((
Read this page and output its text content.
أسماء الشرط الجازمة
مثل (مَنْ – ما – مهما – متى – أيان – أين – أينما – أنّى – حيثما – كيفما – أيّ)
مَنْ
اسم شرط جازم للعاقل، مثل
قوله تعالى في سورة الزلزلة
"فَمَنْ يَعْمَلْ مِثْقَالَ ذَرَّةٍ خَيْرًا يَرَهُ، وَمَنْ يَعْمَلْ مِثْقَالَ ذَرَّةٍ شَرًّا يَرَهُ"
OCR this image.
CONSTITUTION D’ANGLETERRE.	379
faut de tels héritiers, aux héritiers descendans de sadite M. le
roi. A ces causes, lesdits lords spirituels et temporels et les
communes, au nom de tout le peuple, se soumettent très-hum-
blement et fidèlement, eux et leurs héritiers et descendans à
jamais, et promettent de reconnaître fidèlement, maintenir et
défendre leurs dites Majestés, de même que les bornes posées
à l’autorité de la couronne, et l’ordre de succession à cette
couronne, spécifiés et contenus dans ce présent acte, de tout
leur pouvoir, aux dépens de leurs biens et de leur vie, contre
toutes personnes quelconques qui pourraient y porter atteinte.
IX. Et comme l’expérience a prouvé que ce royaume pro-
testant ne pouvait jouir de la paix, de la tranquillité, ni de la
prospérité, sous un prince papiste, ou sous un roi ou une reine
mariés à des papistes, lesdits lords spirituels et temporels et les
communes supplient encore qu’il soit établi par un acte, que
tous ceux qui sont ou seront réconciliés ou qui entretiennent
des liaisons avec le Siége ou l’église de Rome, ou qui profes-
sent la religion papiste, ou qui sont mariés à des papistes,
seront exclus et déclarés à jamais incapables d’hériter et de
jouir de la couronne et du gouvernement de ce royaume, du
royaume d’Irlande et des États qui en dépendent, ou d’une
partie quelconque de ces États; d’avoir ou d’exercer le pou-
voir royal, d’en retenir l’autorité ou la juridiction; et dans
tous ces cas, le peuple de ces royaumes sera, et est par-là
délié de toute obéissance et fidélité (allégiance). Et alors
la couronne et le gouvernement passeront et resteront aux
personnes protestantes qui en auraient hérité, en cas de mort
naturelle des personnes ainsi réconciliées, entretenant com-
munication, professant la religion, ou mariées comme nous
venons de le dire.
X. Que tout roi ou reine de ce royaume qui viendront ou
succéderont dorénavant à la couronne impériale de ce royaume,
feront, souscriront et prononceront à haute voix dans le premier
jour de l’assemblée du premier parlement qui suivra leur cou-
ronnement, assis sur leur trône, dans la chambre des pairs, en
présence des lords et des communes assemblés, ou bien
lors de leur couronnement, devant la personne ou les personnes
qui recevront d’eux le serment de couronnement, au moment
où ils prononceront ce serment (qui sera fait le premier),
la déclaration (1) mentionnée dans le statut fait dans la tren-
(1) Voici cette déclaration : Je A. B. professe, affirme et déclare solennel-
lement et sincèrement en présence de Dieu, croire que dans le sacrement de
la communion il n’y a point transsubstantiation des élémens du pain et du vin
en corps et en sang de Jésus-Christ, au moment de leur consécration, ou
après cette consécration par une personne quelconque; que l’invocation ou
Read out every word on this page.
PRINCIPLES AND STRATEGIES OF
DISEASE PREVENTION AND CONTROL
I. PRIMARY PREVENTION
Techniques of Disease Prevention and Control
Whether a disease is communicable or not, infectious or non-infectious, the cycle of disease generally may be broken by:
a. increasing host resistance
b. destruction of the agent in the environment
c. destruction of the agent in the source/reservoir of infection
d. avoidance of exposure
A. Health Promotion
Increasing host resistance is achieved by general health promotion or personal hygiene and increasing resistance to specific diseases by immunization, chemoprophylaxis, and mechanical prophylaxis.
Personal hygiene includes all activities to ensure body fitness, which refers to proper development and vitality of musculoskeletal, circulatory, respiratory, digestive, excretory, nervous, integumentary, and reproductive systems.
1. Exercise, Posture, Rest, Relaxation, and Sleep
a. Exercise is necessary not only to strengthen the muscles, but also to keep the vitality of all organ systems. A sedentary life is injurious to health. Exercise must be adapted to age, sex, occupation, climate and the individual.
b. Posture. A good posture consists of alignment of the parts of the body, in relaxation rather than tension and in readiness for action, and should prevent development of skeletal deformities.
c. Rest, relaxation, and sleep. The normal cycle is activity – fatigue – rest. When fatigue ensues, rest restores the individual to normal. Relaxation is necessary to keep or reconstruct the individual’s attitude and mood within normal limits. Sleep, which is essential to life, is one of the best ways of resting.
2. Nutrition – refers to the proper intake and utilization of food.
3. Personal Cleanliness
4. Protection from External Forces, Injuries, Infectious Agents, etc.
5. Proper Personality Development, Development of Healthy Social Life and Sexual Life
))
Brief —
Extract the complete set of records unchanged.

Exercise solution —
Read this page and output its text content.
أسماء الشرط الجازمة
مثل (مَنْ – ما – مهما – متى – أيان – أين – أينما – أنّى – حيثما – كيفما – أيّ)
مَنْ
اسم شرط جازم للعاقل، مثل
قوله تعالى في سورة الزلزلة
"فَمَنْ يَعْمَلْ مِثْقَالَ ذَرَّةٍ خَيْرًا يَرَهُ، وَمَنْ يَعْمَلْ مِثْقَالَ ذَرَّةٍ شَرًّا يَرَهُ"
OCR this image.
CONSTITUTION D’ANGLETERRE.	379
faut de tels héritiers, aux héritiers descendans de sadite M. le
roi. A ces causes, lesdits lords spirituels et temporels et les
communes, au nom de tout le peuple, se soumettent très-hum-
blement et fidèlement, eux et leurs héritiers et descendans à
jamais, et promettent de reconnaître fidèlement, maintenir et
défendre leurs dites Majestés, de même que les bornes posées
à l’autorité de la couronne, et l’ordre de succession à cette
couronne, spécifiés et contenus dans ce présent acte, de tout
leur pouvoir, aux dépens de leurs biens et de leur vie, contre
toutes personnes quelconques qui pourraient y porter atteinte.
IX. Et comme l’expérience a prouvé que ce royaume pro-
testant ne pouvait jouir de la paix, de la tranquillité, ni de la
prospérité, sous un prince papiste, ou sous un roi ou une reine
mariés à des papistes, lesdits lords spirituels et temporels et les
communes supplient encore qu’il soit établi par un acte, que
tous ceux qui sont ou seront réconciliés ou qui entretiennent
des liaisons avec le Siége ou l’église de Rome, ou qui profes-
sent la religion papiste, ou qui sont mariés à des papistes,
seront exclus et déclarés à jamais incapables d’hériter et de
jouir de la couronne et du gouvernement de ce royaume, du
royaume d’Irlande et des États qui en dépendent, ou d’une
partie quelconque de ces États; d’avoir ou d’exercer le pou-
voir royal, d’en retenir l’autorité ou la juridiction; et dans
tous ces cas, le peuple de ces royaumes sera, et est par-là
délié de toute obéissance et fidélité (allégiance). Et alors
la couronne et le gouvernement passeront et resteront aux
personnes protestantes qui en auraient hérité, en cas de mort
naturelle des personnes ainsi réconciliées, entretenant com-
munication, professant la religion, ou mariées comme nous
venons de le dire.
X. Que tout roi ou reine de ce royaume qui viendront ou
succéderont dorénavant à la couronne impériale de ce royaume,
feront, souscriront et prononceront à haute voix dans le premier
jour de l’assemblée du premier parlement qui suivra leur cou-
ronnement, assis sur leur trône, dans la chambre des pairs, en
présence des lords et des communes assemblés, ou bien
lors de leur couronnement, devant la personne ou les personnes
qui recevront d’eux le serment de couronnement, au moment
où ils prononceront ce serment (qui sera fait le premier),
la déclaration (1) mentionnée dans le statut fait dans la tren-
(1) Voici cette déclaration : Je A. B. professe, affirme et déclare solennel-
lement et sincèrement en présence de Dieu, croire que dans le sacrement de
la communion il n’y a point transsubstantiation des élémens du pain et du vin
en corps et en sang de Jésus-Christ, au moment de leur consécration, ou
après cette consécration par une personne quelconque; que l’invocation ou
Read out every word on this page.
PRINCIPLES AND STRATEGIES OF
DISEASE PREVENTION AND CONTROL
I. PRIMARY PREVENTION
Techniques of Disease Prevention and Control
Whether a disease is communicable or not, infectious or non-infectious, the cycle of disease generally may be broken by:
a. increasing host resistance
b. destruction of the agent in the environment
c. destruction of the agent in the source/reservoir of infection
d. avoidance of exposure
A. Health Promotion
Increasing host resistance is achieved by general health promotion or personal hygiene and increasing resistance to specific diseases by immunization, chemoprophylaxis, and mechanical prophylaxis.
Personal hygiene includes all activities to ensure body fitness, which refers to proper development and vitality of musculoskeletal, circulatory, respiratory, digestive, excretory, nervous, integumentary, and reproductive systems.
1. Exercise, Posture, Rest, Relaxation, and Sleep
a. Exercise is necessary not only to strengthen the muscles, but also to keep the vitality of all organ systems. A sedentary life is injurious to health. Exercise must be adapted to age, sex, occupation, climate and the individual.
b. Posture. A good posture consists of alignment of the parts of the body, in relaxation rather than tension and in readiness for action, and should prevent development of skeletal deformities.
c. Rest, relaxation, and sleep. The normal cycle is activity – fatigue – rest. When fatigue ensues, rest restores the individual to normal. Relaxation is necessary to keep or reconstruct the individual’s attitude and mood within normal limits. Sleep, which is essential to life, is one of the best ways of resting.
2. Nutrition – refers to the proper intake and utilization of food.
3. Personal Cleanliness
4. Protection from External Forces, Injuries, Infectious Agents, etc.
5. Proper Personality Development, Development of Healthy Social Life and Sexual Life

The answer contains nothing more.